→ Excerpt from a dataset:

----------

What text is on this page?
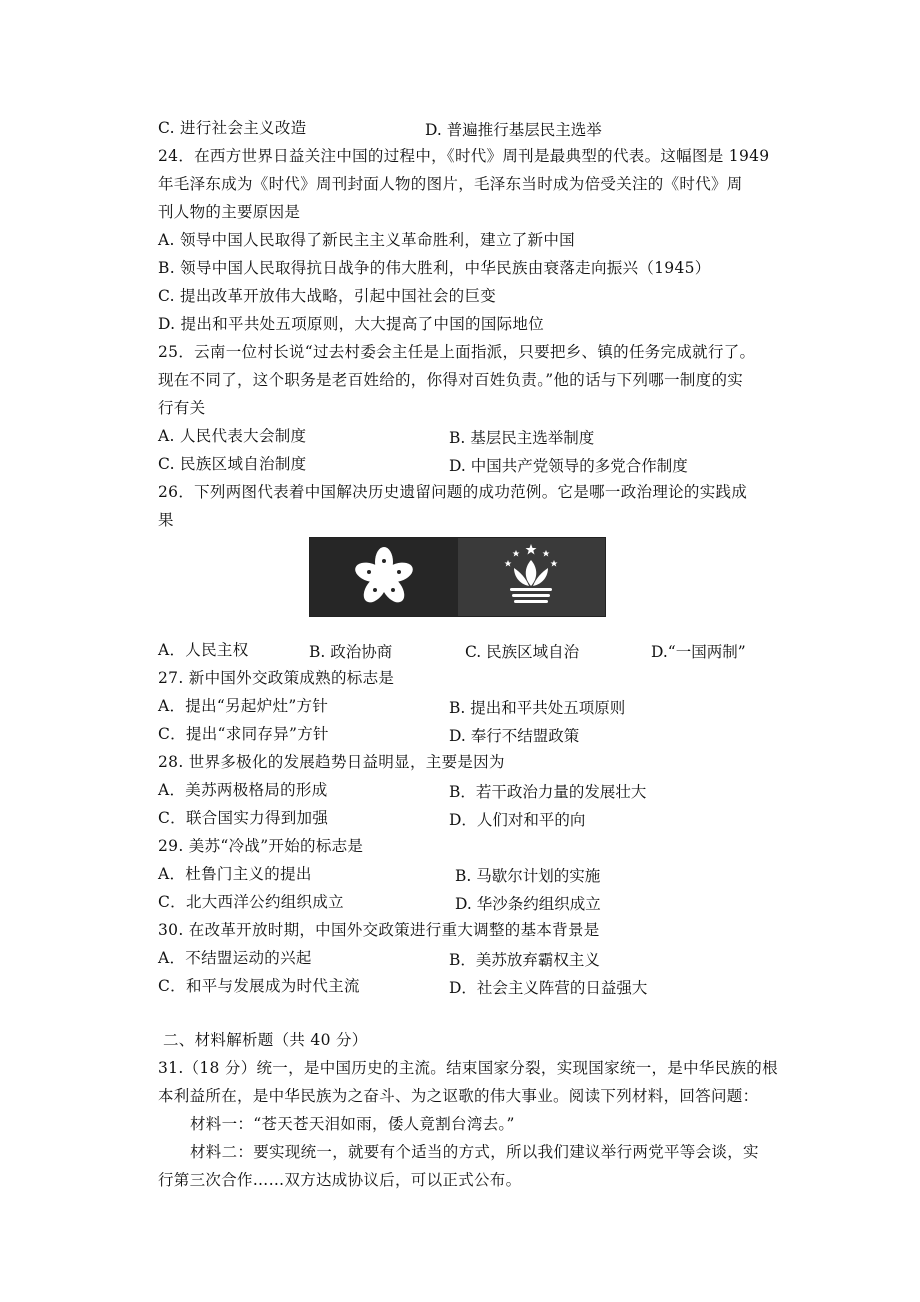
C. 进行社会主义改造	D. 普遍推行基层民主选举
24．在西方世界日益关注中国的过程中，《时代》周刊是最典型的代表。这幅图是 1949
年毛泽东成为《时代》周刊封面人物的图片，毛泽东当时成为倍受关注的《时代》周
刊人物的主要原因是
A. 领导中国人民取得了新民主主义革命胜利，建立了新中国
B. 领导中国人民取得抗日战争的伟大胜利，中华民族由衰落走向振兴（1945）
C. 提出改革开放伟大战略，引起中国社会的巨变
D. 提出和平共处五项原则，大大提高了中国的国际地位
25．云南一位村长说“过去村委会主任是上面指派，只要把乡、镇的任务完成就行了。
现在不同了，这个职务是老百姓给的，你得对百姓负责。”他的话与下列哪一制度的实
行有关
A. 人民代表大会制度	B. 基层民主选举制度
C. 民族区域自治制度	D. 中国共产党领导的多党合作制度
26．下列两图代表着中国解决历史遗留问题的成功范例。它是哪一政治理论的实践成
果
A．人民主权	B. 政治协商	C. 民族区域自治	D.“一国两制”
27. 新中国外交政策成熟的标志是
A．提出“另起炉灶”方针	B. 提出和平共处五项原则
C．提出“求同存异”方针	D. 奉行不结盟政策
28. 世界多极化的发展趋势日益明显，主要是因为
A．美苏两极格局的形成	B．若干政治力量的发展壮大
C．联合国实力得到加强	D．人们对和平的向
29. 美苏“冷战”开始的标志是
A．杜鲁门主义的提出	B. 马歇尔计划的实施
C．北大西洋公约组织成立	D. 华沙条约组织成立
30. 在改革开放时期，中国外交政策进行重大调整的基本背景是
A．不结盟运动的兴起	B．美苏放弃霸权主义
C．和平与发展成为时代主流	D．社会主义阵营的日益强大
二、材料解析题（共 40 分）
31.（18 分）统一，是中国历史的主流。结束国家分裂，实现国家统一，是中华民族的根
本利益所在，是中华民族为之奋斗、为之讴歌的伟大事业。阅读下列材料，回答问题：
材料一：“苍天苍天泪如雨，倭人竟割台湾去。”
材料二：要实现统一，就要有个适当的方式，所以我们建议举行两党平等会谈，实
行第三次合作……双方达成协议后，可以正式公布。
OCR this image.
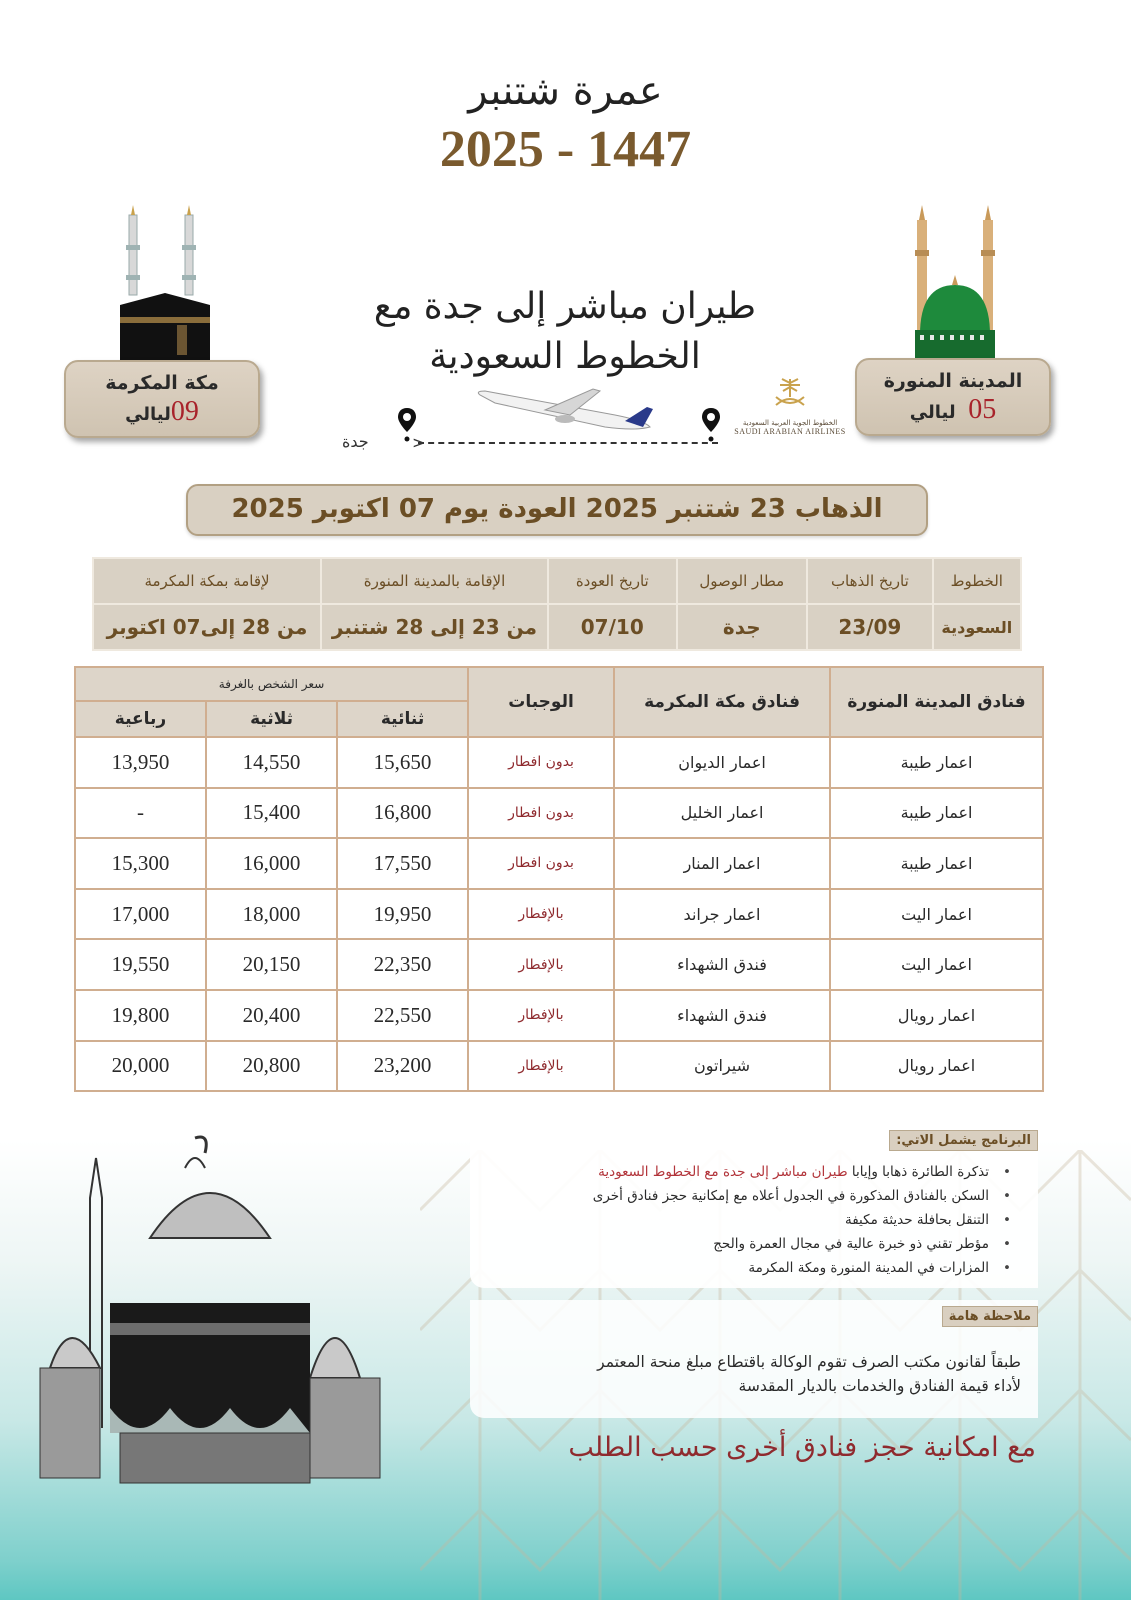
عمرة شتنبر
2025 - 1447
مكة المكرمة
09ليالي
المدينة المنورة
05  ليالي
طيران مباشر إلى جدة مع
الخطوط السعودية
جدة	<
الخطوط الجوية العربية السعودية
SAUDI ARABIAN AIRLINES
الذهاب 23 شتنبر 2025 العودة يوم 07 اكتوبر 2025
الخطوط	تاريخ الذهاب	مطار الوصول	تاريخ العودة	الإقامة بالمدينة المنورة	لإقامة بمكة المكرمة
السعودية	23/09	جدة	07/10	من 23 إلى 28 شتنبر	من 28 إلى07 اكتوبر
فنادق المدينة المنورة	فنادق مكة المكرمة	الوجبات	سعر الشخص بالغرفة		
			ثنائية	ثلاثية	رباعية
اعمار طيبة	اعمار الديوان	بدون افطار	15,650	14,550	13,950
اعمار طيبة	اعمار الخليل	بدون افطار	16,800	15,400	-
اعمار طيبة	اعمار المنار	بدون افطار	17,550	16,000	15,300
اعمار اليت	اعمار جراند	بالإفطار	19,950	18,000	17,000
اعمار اليت	فندق الشهداء	بالإفطار	22,350	20,150	19,550
اعمار رويال	فندق الشهداء	بالإفطار	22,550	20,400	19,800
اعمار رويال	شيراتون	بالإفطار	23,200	20,800	20,000
البرنامج يشمل الاتي:
• تذكرة الطائرة ذهابا وإيابا طيران مباشر إلى جدة مع الخطوط السعودية
• السكن بالفنادق المذكورة في الجدول أعلاه مع إمكانية حجز فنادق أخرى
• التنقل بحافلة حديثة مكيفة
• مؤطر تقني ذو خبرة عالية في مجال العمرة والحج
• المزارات في المدينة المنورة ومكة المكرمة
ملاحظة هامة
طبقاً لقانون مكتب الصرف تقوم الوكالة باقتطاع مبلغ منحة المعتمر
لأداء قيمة الفنادق والخدمات بالديار المقدسة
مع امكانية حجز فنادق أخرى حسب الطلب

----------

→ Stated problem: Out of the records, collect only those lines that contain the string "الخطوط".

→ Solution to this exercise:
الخطوط السعودية
الخطوط الجوية العربية السعودية
الخطوط	تاريخ الذهاب	مطار الوصول	تاريخ العودة	الإقامة بالمدينة المنورة	لإقامة بمكة المكرمة
• تذكرة الطائرة ذهابا وإيابا طيران مباشر إلى جدة مع الخطوط السعودية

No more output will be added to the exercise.